**YOUR OBJECTIVE**
Scan the material that follows. Copy every line containing the word "calendar".

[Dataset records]
## START

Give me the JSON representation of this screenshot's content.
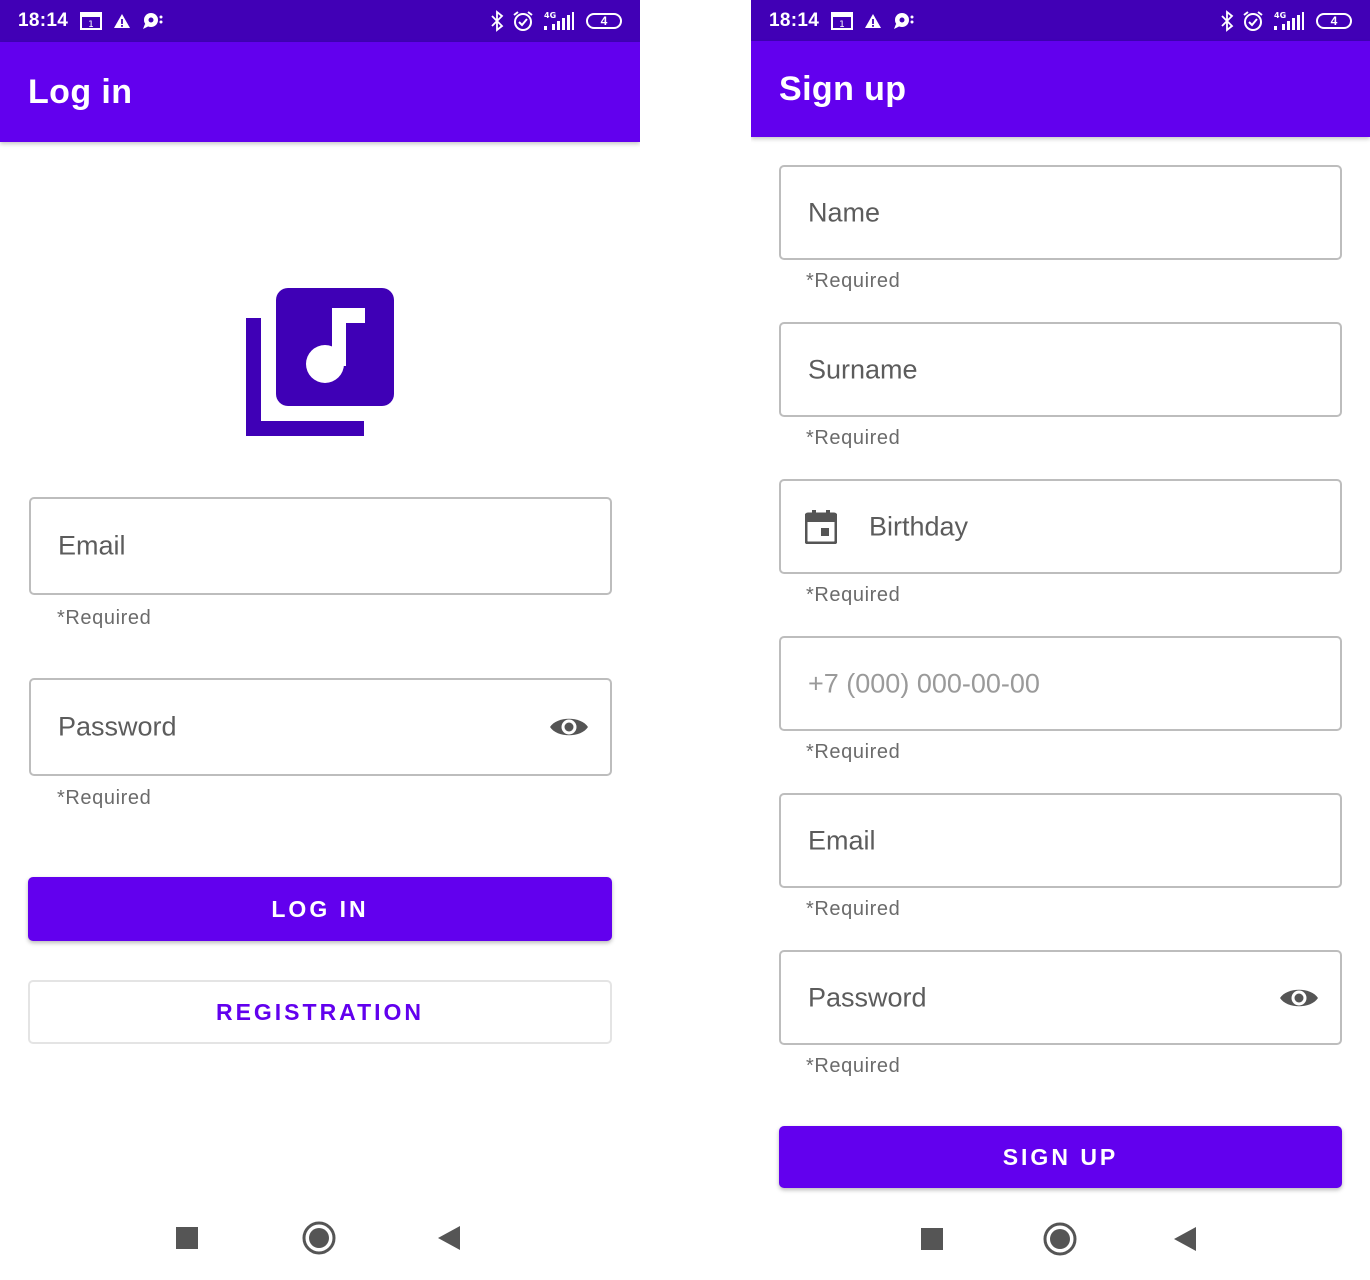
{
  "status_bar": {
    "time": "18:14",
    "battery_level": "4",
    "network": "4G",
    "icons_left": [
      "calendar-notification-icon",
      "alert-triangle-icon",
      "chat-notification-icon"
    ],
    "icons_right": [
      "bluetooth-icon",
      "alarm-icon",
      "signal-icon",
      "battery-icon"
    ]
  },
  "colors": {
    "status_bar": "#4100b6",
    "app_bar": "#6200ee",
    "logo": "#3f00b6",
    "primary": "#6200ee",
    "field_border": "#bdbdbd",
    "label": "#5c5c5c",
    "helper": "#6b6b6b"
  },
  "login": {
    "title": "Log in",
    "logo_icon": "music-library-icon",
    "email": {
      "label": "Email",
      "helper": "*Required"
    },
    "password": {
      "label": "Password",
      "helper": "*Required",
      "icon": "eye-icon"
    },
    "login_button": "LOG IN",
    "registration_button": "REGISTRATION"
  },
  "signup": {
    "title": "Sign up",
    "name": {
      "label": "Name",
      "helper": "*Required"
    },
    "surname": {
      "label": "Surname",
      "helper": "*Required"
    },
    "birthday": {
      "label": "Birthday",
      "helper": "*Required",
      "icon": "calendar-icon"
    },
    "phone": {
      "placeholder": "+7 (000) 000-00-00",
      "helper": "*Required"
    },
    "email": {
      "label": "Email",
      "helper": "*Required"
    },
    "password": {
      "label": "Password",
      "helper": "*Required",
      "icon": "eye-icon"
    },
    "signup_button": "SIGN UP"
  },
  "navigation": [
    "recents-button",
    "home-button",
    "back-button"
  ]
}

## END

**RESULT**
      "calendar-notification-icon",
      "icon": "calendar-icon"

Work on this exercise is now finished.